Work instructions → Only the number is wanted: how many lines contain the string "Child"?

▶

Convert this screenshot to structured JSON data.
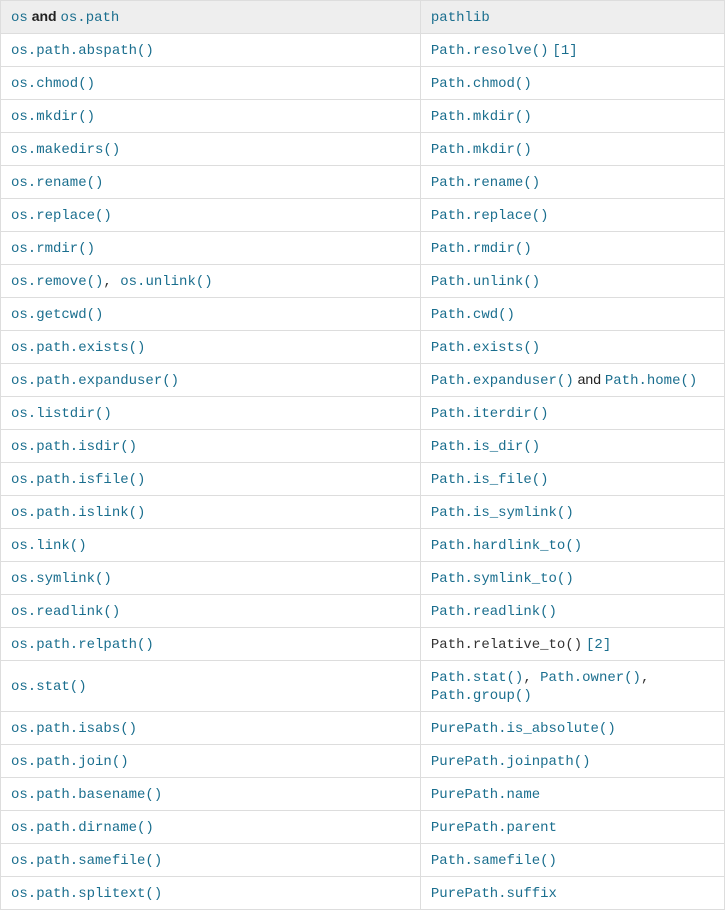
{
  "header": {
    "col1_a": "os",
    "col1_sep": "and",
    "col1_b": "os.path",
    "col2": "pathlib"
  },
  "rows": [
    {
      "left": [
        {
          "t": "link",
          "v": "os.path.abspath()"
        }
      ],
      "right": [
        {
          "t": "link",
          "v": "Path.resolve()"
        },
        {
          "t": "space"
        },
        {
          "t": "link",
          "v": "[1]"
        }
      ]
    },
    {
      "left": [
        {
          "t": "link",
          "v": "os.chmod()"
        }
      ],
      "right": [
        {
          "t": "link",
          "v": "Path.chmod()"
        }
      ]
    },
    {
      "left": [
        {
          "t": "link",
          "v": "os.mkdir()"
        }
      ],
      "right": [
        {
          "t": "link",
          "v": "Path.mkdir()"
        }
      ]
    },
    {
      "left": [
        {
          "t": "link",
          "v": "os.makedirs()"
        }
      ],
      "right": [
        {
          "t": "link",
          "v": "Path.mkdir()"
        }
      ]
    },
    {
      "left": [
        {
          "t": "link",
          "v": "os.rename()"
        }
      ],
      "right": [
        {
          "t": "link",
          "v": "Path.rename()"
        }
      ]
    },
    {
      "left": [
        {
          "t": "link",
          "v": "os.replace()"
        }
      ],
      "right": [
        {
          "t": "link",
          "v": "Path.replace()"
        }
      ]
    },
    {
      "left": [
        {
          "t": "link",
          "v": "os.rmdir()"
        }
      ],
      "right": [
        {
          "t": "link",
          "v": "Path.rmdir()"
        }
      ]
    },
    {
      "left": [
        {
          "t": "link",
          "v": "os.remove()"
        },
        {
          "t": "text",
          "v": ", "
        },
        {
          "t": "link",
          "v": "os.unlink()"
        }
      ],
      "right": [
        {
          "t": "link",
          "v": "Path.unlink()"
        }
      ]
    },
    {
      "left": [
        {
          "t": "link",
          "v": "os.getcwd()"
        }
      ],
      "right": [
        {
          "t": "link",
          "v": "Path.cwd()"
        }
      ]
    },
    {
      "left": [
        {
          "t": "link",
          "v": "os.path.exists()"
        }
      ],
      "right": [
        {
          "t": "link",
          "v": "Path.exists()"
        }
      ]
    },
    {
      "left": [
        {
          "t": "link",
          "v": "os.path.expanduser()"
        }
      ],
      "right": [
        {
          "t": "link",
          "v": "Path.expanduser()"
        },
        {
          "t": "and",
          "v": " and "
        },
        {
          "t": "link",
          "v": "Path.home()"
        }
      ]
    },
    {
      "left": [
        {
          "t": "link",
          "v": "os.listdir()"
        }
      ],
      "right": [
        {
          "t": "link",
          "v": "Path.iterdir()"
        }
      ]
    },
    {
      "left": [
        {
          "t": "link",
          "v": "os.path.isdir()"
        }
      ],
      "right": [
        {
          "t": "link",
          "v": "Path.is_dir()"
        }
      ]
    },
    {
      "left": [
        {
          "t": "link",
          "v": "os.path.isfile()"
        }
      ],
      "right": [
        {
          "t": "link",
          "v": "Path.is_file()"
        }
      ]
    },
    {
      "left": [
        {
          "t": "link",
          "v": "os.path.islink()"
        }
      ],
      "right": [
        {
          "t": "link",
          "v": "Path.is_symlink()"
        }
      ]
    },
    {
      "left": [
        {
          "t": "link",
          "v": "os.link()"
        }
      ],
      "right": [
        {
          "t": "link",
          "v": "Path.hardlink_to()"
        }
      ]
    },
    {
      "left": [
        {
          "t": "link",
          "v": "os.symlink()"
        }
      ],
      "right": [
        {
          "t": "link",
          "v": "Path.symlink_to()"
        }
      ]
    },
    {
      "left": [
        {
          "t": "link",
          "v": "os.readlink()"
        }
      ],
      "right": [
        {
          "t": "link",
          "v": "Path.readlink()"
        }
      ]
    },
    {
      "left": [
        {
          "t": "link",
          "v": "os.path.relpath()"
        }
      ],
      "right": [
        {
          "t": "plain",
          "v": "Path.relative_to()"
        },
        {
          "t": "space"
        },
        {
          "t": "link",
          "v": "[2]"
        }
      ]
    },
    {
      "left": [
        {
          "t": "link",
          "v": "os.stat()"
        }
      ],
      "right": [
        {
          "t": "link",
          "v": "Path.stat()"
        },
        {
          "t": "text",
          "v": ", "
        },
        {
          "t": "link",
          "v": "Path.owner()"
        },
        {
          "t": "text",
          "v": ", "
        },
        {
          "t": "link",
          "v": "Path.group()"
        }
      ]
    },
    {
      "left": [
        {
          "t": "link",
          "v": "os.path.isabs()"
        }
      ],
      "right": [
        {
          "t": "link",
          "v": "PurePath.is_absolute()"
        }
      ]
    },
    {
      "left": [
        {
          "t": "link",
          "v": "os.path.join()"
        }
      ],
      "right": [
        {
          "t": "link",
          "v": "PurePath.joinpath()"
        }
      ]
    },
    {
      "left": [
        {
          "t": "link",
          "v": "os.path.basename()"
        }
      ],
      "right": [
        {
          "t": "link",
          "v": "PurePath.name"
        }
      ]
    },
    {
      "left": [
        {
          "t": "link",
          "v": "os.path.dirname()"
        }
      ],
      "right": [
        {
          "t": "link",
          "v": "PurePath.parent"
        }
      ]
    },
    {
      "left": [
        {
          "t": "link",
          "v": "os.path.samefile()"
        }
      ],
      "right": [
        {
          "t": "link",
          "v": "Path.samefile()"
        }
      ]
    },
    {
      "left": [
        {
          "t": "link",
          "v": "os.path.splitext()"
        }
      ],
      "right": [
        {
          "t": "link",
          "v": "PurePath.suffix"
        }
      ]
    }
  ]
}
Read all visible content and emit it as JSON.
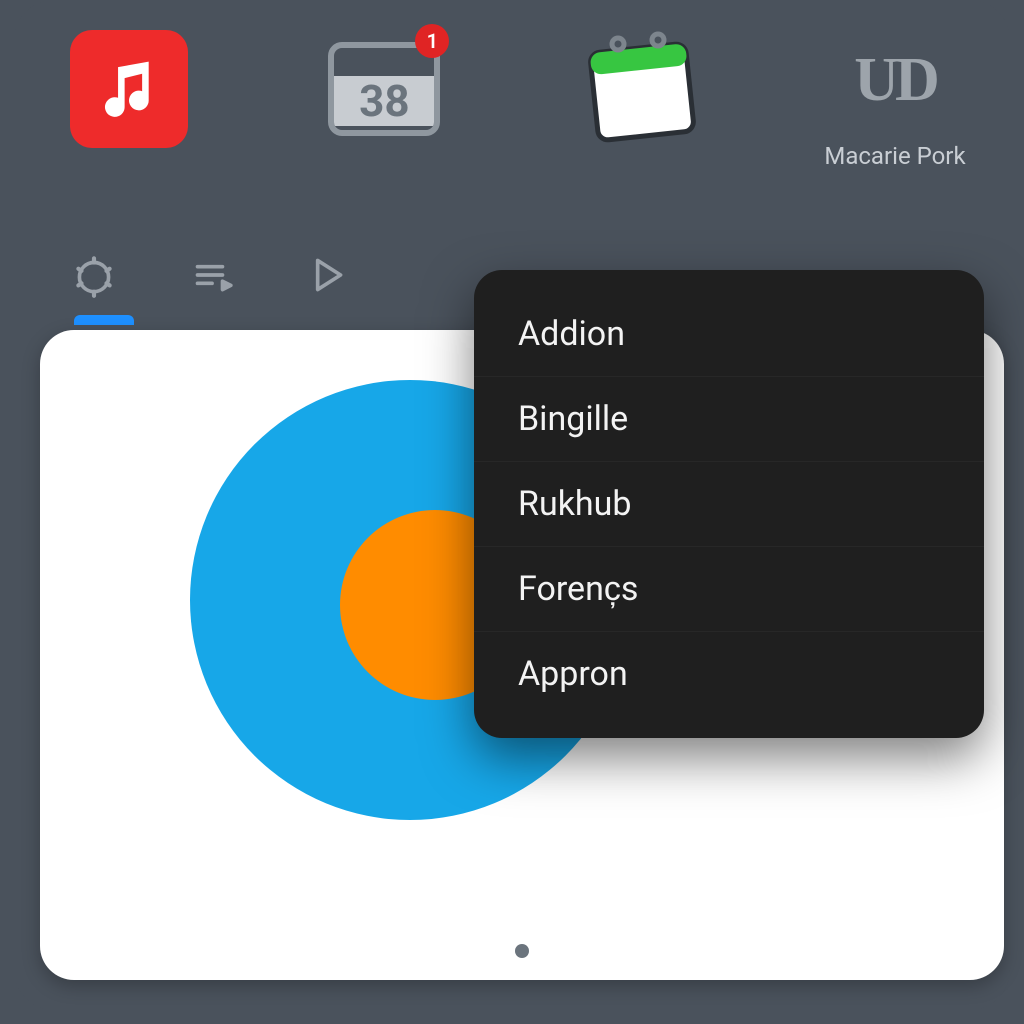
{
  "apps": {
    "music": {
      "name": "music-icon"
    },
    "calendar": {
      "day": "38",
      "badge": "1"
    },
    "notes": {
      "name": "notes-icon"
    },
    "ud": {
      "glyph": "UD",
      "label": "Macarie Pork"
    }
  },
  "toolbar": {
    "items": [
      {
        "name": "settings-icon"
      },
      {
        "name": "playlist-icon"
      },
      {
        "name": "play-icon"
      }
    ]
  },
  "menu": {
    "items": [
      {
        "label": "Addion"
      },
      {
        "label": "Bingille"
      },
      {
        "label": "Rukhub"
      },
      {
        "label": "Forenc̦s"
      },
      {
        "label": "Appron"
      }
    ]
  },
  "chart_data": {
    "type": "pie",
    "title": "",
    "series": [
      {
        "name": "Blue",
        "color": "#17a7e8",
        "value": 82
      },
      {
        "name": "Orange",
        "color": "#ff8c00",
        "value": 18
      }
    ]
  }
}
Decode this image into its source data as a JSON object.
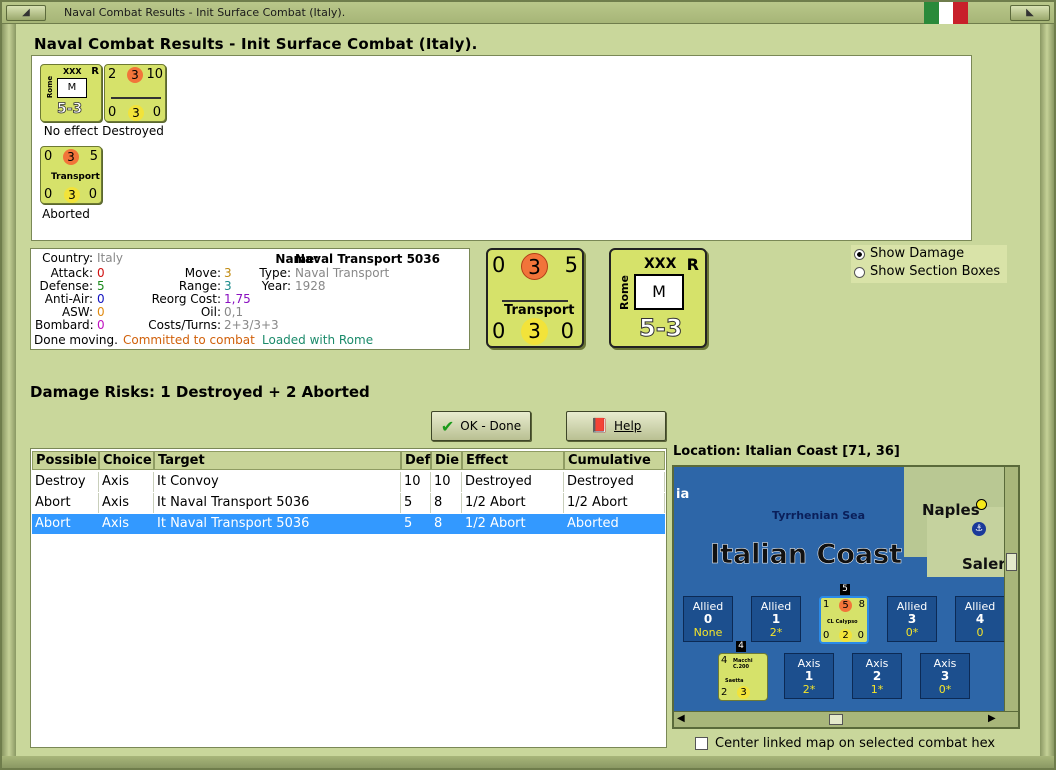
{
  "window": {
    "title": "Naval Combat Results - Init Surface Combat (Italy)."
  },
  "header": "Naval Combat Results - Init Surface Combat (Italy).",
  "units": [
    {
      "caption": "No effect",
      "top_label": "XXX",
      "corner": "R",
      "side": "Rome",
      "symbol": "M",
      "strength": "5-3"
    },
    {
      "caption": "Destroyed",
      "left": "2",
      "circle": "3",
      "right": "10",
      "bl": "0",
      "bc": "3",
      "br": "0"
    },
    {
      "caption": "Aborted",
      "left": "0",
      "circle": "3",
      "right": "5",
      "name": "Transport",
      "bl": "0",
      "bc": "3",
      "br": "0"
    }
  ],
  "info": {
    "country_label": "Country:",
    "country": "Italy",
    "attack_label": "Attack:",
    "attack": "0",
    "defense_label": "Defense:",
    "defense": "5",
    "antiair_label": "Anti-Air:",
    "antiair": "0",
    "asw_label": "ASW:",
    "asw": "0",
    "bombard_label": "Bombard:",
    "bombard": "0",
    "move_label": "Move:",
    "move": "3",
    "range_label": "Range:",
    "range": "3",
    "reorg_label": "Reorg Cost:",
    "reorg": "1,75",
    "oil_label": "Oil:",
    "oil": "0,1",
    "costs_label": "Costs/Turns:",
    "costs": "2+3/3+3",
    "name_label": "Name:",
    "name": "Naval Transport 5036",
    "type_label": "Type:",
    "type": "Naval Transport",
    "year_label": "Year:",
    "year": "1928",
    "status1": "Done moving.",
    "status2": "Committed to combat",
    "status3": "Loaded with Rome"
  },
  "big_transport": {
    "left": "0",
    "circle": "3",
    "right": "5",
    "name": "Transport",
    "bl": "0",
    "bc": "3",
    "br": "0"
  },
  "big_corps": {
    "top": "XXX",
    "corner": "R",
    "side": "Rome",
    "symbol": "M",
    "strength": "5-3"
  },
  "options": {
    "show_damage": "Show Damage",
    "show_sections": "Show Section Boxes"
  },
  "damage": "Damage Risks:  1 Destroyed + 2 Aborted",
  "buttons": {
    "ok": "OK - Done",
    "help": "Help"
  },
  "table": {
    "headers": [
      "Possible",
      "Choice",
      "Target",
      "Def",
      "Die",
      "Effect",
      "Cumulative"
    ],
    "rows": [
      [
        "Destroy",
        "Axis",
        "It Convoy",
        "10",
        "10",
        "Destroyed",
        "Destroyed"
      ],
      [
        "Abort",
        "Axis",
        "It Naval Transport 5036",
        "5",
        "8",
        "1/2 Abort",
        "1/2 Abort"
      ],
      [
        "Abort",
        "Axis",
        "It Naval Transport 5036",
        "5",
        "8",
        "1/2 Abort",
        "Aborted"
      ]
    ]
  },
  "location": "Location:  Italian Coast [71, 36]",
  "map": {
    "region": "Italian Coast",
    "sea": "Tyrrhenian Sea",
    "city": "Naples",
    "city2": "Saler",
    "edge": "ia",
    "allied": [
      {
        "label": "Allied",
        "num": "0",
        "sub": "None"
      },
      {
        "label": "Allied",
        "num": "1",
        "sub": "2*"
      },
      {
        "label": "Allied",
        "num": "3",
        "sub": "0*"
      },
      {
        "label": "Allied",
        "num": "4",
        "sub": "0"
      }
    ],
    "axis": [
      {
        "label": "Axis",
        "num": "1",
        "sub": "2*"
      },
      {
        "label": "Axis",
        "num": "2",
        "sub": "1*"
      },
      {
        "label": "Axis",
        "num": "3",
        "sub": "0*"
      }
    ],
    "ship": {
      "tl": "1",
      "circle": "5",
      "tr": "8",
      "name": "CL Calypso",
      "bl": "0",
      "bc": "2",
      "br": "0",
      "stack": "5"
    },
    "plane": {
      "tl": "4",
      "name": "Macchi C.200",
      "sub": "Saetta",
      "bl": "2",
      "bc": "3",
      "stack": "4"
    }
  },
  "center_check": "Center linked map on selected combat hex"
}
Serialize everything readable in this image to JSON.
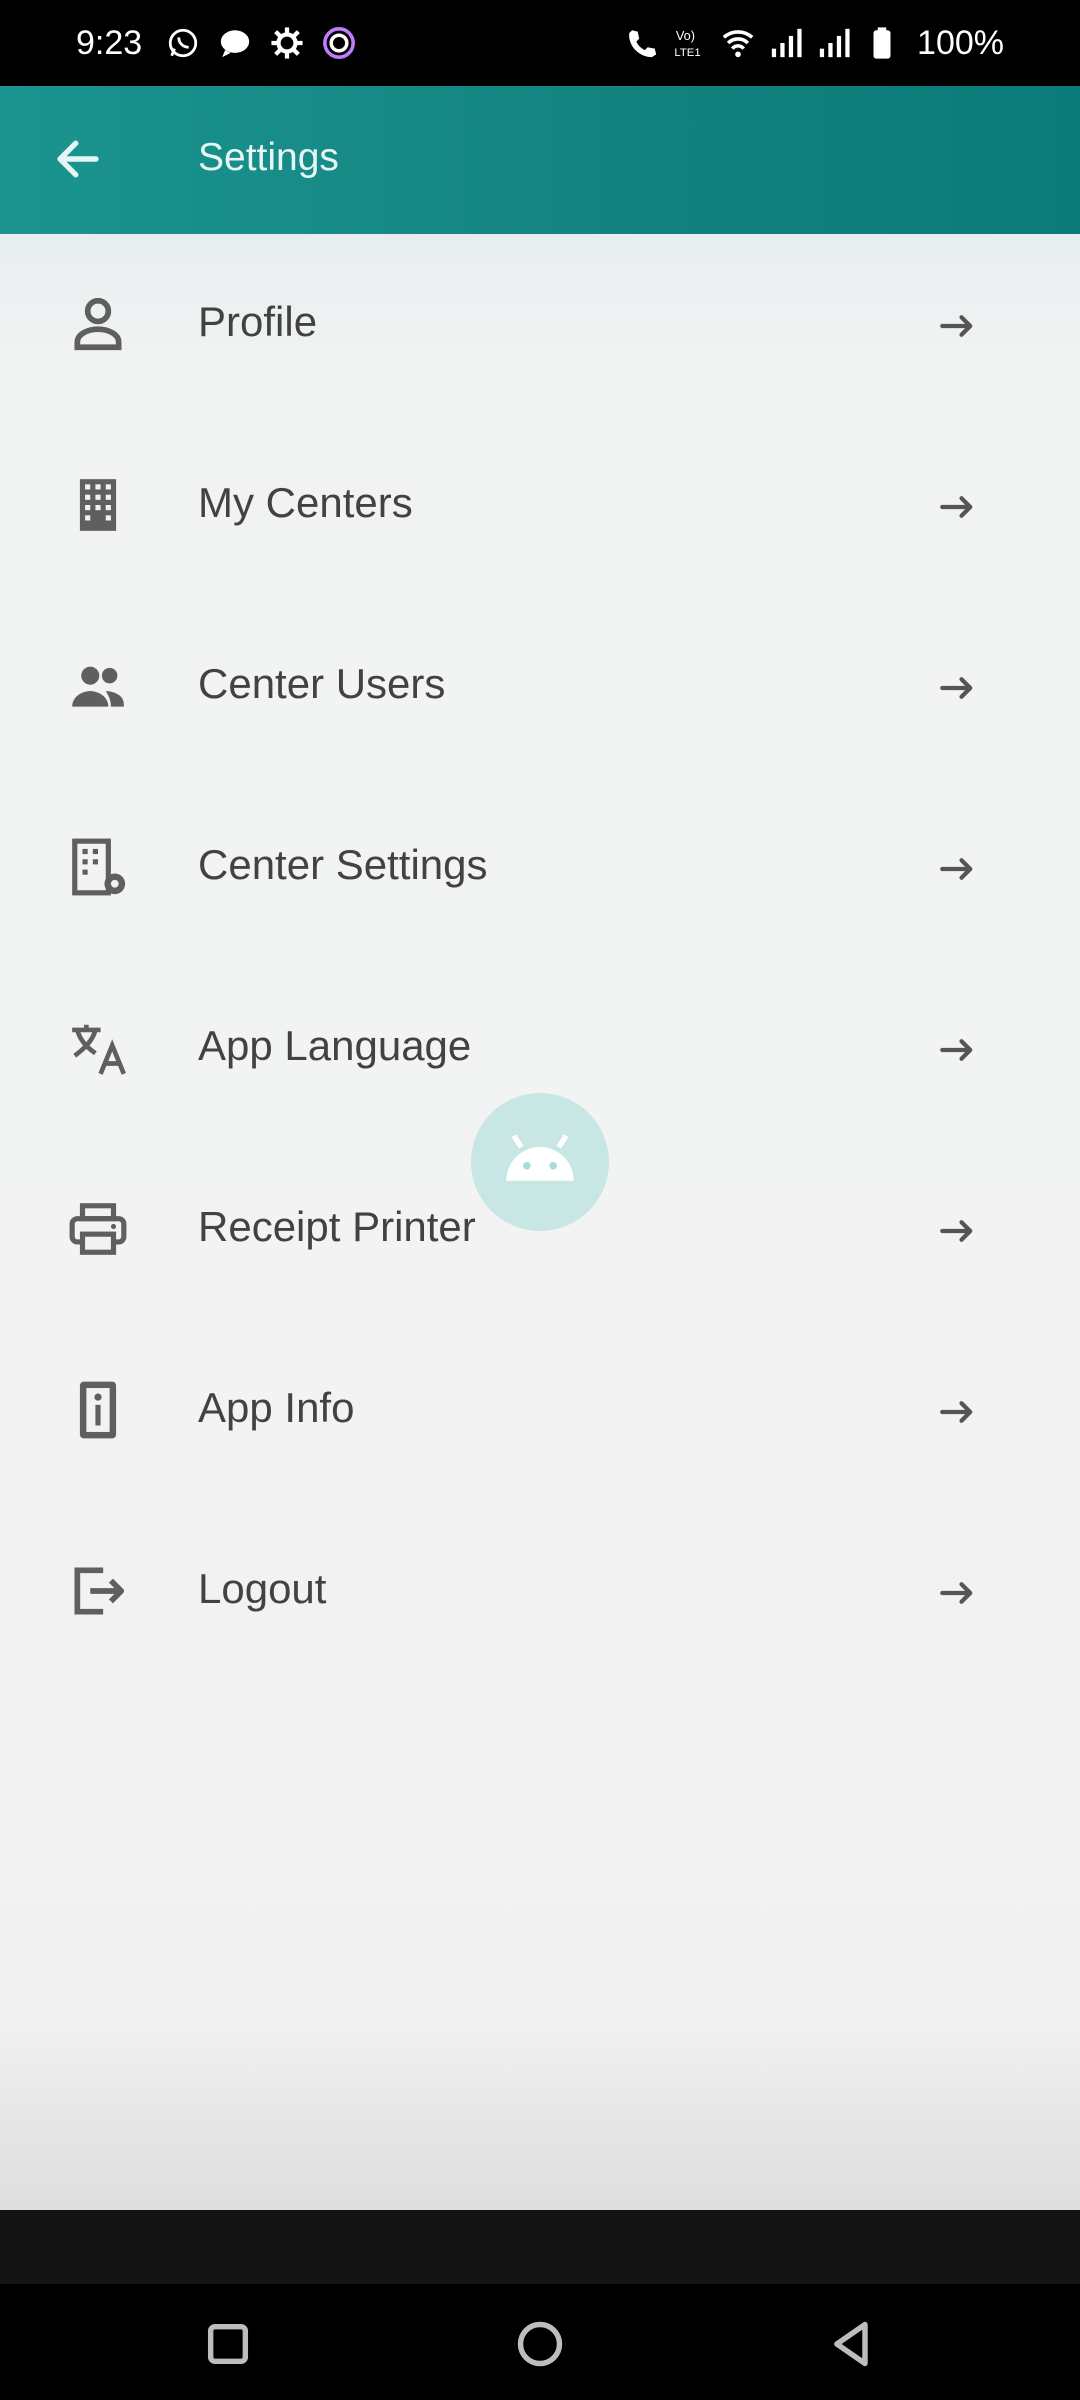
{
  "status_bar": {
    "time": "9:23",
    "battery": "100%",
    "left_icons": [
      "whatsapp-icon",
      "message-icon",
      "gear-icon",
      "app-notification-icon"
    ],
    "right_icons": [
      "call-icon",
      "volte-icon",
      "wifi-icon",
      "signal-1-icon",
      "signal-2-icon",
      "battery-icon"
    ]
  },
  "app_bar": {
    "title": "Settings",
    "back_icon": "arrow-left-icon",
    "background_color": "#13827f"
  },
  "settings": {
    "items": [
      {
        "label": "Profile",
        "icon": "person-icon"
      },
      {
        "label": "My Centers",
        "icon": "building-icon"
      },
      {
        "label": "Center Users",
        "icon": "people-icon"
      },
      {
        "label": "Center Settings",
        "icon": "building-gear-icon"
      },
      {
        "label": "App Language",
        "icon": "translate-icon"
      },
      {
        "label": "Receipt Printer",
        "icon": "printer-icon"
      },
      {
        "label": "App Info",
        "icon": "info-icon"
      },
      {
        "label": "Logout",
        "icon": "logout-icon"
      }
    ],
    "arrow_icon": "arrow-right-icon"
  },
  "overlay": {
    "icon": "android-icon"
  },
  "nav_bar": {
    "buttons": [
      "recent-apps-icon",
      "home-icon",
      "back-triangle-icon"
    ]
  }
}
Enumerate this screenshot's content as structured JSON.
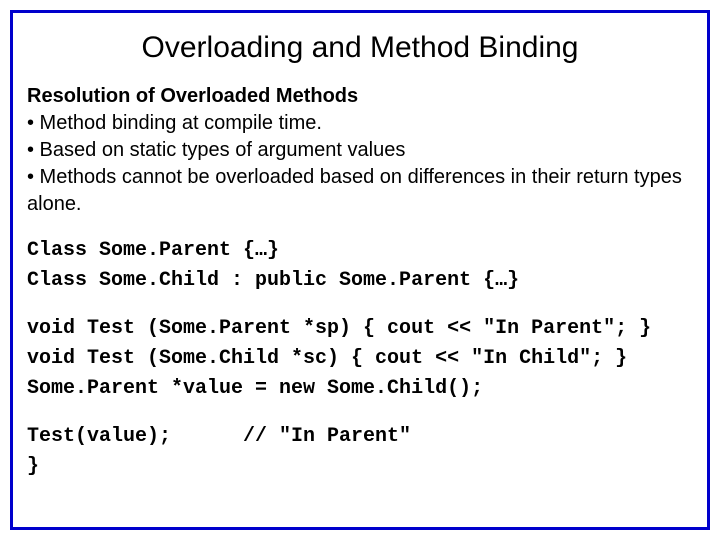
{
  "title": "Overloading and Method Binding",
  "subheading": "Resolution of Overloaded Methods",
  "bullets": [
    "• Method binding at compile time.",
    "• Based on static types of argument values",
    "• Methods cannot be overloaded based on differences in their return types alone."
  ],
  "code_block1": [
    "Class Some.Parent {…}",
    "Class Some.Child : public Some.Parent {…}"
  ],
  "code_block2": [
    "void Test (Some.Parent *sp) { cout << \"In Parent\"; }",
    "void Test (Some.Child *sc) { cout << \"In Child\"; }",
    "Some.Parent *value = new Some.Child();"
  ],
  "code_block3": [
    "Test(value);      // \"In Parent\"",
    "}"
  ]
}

◀

Exercise answer → 3